▶ _SET PROBLEM_: Take every line from the listing below that contains "filter".

▶ _RECORDS FOR THIS TASK_:
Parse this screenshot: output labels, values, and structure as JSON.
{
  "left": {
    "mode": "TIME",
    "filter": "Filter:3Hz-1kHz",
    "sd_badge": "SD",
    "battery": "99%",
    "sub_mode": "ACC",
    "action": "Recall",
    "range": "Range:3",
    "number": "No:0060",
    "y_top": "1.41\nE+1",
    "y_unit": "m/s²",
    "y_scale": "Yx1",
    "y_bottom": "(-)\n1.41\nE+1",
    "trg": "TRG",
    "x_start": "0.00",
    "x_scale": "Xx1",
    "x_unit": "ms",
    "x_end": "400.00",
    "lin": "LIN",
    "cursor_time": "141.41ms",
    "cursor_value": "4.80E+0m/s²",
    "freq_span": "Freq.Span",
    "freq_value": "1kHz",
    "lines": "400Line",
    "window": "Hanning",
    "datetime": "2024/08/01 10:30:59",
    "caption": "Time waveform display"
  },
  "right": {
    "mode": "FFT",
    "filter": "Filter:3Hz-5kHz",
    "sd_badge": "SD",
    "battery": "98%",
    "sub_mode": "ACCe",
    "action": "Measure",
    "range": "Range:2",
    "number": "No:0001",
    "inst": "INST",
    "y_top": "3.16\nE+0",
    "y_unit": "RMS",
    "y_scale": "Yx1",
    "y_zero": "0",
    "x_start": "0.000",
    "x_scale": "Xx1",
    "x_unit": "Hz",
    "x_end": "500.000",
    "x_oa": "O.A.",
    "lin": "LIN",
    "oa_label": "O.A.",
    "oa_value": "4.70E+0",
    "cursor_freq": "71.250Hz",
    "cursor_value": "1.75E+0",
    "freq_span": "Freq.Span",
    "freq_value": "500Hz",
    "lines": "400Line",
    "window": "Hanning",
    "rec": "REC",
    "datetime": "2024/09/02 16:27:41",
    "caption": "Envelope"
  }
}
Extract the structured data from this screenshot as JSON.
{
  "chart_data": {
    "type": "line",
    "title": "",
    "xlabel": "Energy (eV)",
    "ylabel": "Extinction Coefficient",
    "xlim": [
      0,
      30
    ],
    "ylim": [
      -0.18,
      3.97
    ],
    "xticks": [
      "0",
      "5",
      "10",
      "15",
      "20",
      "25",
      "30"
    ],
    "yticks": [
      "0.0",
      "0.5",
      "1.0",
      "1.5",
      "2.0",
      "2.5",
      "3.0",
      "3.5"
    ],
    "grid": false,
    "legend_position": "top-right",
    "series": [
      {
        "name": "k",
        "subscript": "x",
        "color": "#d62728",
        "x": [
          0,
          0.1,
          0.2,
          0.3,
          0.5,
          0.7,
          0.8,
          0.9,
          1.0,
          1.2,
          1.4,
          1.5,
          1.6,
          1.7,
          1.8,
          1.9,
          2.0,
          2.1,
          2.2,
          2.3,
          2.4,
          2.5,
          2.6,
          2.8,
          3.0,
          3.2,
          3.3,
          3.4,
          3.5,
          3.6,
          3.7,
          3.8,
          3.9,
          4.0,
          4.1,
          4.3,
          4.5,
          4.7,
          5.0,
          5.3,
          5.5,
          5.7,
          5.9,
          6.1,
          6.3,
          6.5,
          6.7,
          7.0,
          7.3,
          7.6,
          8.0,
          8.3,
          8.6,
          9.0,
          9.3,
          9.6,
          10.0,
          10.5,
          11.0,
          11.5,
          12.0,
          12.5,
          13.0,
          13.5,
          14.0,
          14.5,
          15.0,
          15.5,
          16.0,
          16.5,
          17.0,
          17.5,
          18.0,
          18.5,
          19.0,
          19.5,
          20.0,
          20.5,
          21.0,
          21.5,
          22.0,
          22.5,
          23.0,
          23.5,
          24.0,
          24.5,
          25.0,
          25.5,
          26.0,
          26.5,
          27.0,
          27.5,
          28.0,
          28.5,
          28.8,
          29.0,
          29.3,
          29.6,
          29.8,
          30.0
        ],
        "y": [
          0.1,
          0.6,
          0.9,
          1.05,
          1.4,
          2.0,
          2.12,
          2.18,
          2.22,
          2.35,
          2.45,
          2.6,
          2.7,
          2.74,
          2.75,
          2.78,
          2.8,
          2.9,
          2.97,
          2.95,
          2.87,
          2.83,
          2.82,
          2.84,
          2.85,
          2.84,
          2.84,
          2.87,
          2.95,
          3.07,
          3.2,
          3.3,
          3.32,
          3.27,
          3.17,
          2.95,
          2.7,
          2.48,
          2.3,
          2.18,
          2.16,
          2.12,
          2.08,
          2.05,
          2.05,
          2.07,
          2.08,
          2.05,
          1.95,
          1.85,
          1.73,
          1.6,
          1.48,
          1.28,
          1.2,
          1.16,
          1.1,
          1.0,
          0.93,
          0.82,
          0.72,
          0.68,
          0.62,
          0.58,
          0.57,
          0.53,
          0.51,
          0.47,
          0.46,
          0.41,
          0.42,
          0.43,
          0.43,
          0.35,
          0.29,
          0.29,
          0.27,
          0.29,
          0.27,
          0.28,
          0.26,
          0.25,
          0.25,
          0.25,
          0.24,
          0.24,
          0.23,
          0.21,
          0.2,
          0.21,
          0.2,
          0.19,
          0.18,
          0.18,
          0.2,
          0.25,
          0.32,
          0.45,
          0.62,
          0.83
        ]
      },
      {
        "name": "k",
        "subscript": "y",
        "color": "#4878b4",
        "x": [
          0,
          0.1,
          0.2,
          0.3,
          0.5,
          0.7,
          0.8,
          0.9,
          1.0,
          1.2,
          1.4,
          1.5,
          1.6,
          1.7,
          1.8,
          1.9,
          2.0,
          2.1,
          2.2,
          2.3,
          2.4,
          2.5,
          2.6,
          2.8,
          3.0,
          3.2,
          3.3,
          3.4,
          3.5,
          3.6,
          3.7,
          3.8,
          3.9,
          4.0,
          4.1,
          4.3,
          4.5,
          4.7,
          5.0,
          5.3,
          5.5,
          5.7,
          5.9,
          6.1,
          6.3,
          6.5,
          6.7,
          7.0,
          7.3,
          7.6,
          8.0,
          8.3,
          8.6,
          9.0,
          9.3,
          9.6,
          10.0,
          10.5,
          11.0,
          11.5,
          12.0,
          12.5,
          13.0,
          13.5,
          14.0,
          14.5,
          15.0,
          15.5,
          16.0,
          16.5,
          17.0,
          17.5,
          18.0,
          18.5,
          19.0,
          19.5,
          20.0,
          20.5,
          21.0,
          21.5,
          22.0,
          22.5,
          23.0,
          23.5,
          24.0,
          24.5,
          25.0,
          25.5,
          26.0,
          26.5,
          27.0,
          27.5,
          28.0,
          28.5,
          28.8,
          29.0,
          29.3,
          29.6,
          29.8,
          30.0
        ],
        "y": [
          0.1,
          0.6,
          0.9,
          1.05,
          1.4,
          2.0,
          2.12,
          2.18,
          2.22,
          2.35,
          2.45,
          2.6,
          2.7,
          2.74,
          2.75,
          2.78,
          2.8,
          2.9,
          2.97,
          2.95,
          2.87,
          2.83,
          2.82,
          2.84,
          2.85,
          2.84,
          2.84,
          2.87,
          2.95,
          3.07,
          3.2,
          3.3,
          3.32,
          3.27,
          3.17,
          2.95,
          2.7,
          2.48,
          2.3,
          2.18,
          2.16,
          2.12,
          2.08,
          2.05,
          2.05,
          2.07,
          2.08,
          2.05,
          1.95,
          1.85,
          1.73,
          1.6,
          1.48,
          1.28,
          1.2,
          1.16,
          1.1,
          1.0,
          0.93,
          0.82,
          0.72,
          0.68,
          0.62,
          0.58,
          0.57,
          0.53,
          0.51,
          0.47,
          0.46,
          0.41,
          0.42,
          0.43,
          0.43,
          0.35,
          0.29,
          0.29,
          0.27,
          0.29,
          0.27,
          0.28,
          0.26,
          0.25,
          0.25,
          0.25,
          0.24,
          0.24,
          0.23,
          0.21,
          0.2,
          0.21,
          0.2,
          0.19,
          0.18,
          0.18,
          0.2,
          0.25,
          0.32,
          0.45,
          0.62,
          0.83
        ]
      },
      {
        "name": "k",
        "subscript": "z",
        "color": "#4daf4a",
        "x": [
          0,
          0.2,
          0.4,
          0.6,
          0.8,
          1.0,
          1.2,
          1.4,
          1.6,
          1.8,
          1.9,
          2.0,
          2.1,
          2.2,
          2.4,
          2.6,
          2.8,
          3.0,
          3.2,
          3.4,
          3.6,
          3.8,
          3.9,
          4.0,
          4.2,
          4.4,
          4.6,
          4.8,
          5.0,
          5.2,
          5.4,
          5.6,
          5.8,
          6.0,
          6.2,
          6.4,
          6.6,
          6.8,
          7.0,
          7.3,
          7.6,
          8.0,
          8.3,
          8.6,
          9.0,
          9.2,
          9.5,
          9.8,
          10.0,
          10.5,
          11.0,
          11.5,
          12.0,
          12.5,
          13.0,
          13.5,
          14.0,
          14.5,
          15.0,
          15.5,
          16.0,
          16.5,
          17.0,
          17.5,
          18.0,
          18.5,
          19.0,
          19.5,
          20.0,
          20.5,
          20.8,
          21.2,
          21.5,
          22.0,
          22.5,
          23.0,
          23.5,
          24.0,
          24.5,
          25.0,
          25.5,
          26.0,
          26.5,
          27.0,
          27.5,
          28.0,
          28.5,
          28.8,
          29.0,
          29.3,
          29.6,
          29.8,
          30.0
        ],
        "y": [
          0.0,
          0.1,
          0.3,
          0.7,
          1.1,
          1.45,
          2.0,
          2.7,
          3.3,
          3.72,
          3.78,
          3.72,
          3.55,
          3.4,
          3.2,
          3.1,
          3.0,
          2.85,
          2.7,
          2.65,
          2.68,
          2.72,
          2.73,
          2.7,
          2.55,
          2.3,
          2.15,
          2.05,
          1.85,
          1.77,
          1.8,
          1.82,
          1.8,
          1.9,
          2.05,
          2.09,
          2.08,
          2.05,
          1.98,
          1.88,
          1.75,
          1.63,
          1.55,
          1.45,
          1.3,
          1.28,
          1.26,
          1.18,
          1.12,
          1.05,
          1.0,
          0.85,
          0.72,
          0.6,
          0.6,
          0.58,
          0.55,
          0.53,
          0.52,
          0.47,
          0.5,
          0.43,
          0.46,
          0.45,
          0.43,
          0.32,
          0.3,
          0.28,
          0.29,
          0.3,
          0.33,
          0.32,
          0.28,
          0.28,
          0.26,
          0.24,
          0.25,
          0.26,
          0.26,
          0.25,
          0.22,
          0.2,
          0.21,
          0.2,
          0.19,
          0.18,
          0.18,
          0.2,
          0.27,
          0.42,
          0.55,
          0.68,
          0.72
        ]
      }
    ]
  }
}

▶ _RESULT OF THE EXERCISE_:
    "filter": "Filter:3Hz-1kHz",
    "filter": "Filter:3Hz-5kHz",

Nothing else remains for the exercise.